* Begin INPUT FOR THIS TASK *
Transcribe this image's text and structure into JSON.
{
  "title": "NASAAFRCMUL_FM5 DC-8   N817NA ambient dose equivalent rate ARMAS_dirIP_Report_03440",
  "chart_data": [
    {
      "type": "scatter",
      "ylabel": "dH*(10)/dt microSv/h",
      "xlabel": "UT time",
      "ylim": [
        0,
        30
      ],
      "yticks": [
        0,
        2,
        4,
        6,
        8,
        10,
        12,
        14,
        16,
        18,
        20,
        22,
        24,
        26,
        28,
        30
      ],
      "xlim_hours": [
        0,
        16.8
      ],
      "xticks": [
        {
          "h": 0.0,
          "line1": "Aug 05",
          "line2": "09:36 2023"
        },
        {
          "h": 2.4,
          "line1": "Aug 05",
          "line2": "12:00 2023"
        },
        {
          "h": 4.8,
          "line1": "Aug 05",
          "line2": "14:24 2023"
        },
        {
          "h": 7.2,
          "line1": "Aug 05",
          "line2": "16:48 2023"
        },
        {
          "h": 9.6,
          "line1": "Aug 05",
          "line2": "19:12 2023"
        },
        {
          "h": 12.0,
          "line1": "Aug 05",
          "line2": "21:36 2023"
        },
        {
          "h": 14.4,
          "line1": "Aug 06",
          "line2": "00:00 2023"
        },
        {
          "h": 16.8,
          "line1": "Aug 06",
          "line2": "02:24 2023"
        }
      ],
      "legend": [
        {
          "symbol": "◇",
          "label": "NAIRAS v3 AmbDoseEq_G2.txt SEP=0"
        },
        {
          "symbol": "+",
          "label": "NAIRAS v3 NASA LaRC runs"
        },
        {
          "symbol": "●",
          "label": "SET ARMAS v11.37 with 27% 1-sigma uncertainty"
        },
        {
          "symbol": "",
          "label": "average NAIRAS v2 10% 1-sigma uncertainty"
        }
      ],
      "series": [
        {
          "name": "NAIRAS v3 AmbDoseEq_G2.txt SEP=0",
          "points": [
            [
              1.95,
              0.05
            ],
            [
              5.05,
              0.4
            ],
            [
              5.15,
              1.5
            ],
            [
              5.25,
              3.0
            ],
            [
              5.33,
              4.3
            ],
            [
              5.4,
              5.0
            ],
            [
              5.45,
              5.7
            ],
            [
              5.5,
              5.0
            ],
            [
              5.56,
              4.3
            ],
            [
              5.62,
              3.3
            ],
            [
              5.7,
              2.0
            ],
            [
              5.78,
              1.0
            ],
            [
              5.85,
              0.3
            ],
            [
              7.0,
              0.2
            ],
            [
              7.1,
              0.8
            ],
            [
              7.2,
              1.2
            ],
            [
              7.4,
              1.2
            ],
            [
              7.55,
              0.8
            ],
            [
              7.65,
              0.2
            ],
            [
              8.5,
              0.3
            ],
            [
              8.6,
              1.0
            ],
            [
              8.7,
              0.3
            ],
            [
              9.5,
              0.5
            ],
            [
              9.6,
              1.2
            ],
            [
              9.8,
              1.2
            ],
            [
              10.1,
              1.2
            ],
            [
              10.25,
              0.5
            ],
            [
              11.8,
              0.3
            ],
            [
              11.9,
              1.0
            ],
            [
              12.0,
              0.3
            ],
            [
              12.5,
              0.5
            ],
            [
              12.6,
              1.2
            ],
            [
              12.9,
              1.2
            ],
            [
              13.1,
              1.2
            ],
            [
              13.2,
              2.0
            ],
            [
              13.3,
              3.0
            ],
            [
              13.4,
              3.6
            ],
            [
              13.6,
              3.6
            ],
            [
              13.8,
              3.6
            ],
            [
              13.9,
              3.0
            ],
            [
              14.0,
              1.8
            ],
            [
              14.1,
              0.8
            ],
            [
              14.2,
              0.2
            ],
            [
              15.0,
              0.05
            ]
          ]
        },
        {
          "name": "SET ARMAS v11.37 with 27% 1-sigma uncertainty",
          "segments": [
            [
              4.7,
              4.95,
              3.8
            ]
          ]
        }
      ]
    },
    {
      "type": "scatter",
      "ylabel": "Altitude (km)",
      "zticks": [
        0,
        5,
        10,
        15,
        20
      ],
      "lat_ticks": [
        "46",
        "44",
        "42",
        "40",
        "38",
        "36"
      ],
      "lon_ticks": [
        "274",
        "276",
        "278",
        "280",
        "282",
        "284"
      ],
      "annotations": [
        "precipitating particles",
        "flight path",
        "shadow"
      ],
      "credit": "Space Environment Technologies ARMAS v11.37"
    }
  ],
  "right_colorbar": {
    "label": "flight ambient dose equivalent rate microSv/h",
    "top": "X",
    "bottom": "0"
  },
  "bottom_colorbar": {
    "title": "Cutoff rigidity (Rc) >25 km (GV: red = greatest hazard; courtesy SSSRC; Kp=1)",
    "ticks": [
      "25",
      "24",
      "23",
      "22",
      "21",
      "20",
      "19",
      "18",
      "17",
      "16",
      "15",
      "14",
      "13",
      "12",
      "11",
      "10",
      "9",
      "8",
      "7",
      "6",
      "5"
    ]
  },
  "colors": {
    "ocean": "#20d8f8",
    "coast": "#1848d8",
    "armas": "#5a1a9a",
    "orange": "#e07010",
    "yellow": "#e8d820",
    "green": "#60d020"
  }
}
* End INPUT FOR THIS TASK *
* Begin INPUT FOR THIS TASK *
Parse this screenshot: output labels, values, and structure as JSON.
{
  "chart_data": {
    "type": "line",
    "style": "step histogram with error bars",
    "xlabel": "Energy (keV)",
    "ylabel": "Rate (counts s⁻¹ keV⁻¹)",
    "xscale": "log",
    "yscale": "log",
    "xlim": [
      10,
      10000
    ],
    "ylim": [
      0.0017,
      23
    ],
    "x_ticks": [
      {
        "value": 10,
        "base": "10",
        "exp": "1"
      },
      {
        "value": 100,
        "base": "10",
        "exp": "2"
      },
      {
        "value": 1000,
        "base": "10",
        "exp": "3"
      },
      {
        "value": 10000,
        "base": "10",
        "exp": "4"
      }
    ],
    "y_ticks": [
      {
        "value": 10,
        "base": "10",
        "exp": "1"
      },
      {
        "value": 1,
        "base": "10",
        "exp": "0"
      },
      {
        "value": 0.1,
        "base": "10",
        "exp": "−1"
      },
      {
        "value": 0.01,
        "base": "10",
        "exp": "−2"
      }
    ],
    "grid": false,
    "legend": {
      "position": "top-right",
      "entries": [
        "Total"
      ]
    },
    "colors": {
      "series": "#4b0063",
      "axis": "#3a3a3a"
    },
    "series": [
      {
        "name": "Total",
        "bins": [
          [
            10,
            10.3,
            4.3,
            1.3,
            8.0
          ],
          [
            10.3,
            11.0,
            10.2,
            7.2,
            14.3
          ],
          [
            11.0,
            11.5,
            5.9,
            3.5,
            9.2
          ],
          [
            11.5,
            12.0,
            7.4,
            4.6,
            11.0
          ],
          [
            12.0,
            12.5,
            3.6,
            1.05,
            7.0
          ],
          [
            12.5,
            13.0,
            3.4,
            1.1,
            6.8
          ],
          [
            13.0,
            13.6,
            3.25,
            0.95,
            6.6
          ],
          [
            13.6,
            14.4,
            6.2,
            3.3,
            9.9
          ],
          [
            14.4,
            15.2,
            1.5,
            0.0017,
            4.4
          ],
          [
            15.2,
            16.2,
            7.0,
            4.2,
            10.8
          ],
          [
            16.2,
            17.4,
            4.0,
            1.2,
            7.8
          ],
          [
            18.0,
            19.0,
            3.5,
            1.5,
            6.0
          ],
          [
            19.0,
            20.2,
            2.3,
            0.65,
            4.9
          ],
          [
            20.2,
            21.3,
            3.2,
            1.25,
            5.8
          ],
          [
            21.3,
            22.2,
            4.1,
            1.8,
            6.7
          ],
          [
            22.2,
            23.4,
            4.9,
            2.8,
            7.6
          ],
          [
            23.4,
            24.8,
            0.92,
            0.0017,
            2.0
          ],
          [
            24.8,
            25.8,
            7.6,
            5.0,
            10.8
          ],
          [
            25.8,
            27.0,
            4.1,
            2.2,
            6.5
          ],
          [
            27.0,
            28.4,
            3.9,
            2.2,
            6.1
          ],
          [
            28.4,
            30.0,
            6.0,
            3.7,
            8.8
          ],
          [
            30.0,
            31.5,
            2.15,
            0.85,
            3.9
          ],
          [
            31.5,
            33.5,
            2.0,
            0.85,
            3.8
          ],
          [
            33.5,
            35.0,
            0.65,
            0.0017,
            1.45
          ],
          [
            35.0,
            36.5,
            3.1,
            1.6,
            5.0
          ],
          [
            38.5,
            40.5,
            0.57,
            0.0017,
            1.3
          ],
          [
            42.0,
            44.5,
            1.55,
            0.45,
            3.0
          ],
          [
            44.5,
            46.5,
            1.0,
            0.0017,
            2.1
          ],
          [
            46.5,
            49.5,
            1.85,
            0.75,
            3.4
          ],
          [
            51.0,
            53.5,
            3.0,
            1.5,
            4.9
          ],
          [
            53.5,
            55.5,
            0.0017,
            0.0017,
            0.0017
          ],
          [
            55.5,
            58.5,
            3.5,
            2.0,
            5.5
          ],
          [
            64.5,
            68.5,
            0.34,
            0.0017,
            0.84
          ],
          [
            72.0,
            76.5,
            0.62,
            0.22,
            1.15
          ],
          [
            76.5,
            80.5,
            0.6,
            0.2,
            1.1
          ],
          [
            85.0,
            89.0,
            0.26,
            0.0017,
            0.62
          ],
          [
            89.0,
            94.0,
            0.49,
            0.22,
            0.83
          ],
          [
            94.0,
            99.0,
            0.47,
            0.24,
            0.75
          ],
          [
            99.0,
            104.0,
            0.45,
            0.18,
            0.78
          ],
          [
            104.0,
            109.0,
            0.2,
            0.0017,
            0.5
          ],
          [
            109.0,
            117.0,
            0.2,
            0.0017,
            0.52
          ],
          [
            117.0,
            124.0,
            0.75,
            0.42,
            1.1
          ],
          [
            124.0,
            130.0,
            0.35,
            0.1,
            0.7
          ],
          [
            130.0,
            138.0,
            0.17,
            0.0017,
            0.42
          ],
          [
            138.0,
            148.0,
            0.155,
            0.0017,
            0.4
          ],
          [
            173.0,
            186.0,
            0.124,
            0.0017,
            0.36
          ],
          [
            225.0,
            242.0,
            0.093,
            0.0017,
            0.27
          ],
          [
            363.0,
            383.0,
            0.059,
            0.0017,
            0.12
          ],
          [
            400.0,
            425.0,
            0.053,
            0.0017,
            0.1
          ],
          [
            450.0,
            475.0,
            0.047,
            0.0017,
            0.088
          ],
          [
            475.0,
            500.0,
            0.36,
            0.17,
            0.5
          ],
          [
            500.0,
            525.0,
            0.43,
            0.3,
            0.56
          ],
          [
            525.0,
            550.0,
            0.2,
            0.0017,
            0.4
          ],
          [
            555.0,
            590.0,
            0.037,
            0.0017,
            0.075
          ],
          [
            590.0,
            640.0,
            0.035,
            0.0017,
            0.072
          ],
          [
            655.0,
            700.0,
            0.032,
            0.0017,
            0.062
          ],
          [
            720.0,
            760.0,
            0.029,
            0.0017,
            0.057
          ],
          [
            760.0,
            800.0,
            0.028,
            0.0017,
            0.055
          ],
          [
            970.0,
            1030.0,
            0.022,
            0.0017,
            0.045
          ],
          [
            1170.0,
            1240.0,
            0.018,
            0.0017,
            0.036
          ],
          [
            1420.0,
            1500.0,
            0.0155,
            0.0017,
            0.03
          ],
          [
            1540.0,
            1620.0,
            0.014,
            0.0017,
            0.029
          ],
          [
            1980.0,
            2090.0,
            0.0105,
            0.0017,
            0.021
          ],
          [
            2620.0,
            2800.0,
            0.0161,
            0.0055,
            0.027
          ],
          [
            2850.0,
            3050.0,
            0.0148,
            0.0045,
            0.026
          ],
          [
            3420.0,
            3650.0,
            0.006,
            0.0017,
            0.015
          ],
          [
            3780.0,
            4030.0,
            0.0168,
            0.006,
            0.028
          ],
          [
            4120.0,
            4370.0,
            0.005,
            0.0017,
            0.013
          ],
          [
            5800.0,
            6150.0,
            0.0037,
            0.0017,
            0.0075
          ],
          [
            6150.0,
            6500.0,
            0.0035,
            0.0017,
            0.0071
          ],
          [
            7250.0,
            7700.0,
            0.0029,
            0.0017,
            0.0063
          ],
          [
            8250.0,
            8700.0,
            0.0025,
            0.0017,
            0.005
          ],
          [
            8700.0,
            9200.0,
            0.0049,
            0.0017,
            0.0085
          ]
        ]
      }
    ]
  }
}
* End INPUT FOR THIS TASK *
> _TO BE DONE_
Return every line above that contains the word "JSON".

> _ANSWER TO THE TASK_
Transcribe this image's text and structure into JSON.
Parse this screenshot: output labels, values, and structure as JSON.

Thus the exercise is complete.